Data entries

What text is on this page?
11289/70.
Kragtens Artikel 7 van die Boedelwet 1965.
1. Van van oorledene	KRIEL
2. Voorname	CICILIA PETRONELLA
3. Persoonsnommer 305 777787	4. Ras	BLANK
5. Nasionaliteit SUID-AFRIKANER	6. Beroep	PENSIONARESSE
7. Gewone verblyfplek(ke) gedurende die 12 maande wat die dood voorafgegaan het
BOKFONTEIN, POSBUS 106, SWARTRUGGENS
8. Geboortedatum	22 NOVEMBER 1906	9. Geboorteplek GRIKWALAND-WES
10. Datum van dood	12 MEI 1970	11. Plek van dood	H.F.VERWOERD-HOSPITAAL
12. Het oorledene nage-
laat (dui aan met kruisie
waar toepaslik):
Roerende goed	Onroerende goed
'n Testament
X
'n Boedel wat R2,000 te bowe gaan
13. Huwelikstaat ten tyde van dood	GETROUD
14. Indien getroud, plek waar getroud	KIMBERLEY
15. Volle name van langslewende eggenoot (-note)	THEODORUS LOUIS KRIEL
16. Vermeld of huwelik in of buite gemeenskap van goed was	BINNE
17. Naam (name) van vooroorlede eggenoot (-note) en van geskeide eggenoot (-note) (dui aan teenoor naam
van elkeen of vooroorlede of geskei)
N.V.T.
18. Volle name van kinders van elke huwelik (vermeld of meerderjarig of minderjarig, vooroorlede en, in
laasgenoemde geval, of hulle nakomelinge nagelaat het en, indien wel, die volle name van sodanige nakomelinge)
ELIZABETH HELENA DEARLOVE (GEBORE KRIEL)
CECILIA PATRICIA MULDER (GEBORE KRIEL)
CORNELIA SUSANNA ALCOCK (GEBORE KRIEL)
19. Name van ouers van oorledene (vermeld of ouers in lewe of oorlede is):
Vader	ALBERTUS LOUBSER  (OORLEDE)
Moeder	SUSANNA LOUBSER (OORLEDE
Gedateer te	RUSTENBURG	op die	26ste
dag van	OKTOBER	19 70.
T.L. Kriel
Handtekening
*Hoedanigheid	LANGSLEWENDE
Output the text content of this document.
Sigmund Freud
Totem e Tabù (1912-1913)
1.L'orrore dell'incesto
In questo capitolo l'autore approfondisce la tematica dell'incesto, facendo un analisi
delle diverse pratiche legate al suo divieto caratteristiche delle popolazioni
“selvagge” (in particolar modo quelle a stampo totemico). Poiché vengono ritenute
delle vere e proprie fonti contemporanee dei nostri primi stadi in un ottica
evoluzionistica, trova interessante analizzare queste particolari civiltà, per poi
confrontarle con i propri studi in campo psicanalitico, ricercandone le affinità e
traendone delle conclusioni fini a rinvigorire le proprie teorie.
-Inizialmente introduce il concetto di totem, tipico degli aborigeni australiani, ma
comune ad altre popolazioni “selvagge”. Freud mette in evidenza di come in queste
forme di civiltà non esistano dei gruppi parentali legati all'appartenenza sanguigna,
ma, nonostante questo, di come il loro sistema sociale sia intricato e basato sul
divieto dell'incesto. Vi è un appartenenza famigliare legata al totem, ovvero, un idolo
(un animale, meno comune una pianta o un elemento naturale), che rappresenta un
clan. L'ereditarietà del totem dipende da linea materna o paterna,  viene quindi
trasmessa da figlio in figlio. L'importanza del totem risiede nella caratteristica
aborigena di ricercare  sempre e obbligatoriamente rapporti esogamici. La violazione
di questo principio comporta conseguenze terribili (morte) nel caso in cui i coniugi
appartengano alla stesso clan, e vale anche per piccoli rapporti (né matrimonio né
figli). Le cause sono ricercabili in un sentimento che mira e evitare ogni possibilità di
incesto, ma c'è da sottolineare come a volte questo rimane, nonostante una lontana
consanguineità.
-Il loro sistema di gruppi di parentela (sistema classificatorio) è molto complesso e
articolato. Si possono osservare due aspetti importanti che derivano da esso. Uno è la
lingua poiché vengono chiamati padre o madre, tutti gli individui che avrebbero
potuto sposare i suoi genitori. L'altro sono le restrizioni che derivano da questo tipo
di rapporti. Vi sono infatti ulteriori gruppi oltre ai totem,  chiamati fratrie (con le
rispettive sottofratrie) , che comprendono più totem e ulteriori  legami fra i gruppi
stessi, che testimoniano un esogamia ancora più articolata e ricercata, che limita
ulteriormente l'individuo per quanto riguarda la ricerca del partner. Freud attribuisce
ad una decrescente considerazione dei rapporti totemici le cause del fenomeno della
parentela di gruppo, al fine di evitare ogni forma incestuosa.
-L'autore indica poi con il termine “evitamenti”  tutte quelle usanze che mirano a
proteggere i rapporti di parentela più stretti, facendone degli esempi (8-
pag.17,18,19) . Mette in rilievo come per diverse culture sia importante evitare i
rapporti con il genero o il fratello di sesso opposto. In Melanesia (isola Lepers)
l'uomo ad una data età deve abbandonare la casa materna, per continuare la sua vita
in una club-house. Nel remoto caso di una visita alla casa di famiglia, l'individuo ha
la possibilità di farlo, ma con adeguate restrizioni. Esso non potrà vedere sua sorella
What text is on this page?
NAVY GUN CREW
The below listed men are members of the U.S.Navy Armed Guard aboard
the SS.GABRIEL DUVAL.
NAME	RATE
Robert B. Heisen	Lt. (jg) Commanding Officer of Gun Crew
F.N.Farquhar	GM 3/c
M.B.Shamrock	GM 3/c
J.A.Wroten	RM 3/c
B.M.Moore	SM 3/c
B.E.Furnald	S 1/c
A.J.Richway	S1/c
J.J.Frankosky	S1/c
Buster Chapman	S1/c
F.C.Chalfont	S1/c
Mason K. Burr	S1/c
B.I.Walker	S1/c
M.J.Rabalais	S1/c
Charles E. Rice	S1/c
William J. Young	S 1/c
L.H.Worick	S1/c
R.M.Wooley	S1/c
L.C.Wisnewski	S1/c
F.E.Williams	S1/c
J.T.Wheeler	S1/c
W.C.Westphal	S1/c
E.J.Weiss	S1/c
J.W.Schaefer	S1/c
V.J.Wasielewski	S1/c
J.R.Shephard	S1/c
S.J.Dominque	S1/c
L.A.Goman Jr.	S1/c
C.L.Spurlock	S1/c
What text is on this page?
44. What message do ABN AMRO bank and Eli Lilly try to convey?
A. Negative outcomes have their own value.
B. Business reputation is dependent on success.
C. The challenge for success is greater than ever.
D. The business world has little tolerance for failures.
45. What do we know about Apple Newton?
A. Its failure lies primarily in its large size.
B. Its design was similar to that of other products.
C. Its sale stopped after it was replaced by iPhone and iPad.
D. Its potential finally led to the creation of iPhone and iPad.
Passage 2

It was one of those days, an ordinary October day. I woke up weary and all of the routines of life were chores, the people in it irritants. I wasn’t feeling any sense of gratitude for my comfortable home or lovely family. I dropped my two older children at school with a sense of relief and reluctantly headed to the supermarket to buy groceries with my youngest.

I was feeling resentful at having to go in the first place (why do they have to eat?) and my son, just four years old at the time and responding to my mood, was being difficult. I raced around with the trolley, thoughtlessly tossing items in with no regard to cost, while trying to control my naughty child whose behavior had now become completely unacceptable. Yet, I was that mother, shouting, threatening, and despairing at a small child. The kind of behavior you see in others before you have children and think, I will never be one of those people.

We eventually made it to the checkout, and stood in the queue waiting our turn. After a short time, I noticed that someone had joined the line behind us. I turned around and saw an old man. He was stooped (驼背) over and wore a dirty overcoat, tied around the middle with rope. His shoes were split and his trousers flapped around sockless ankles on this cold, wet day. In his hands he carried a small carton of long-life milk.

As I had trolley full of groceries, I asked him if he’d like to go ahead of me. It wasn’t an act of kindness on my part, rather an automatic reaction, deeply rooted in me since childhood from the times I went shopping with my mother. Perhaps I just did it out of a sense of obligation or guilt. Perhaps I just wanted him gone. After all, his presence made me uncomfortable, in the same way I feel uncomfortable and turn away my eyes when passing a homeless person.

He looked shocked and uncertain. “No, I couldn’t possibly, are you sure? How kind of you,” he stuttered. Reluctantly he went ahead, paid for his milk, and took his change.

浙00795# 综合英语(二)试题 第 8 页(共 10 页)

#### [Aim of the task]
Of the lines in the data above, how many contain the word "iPhone"? Give only that figure.

#### [Written answer]
2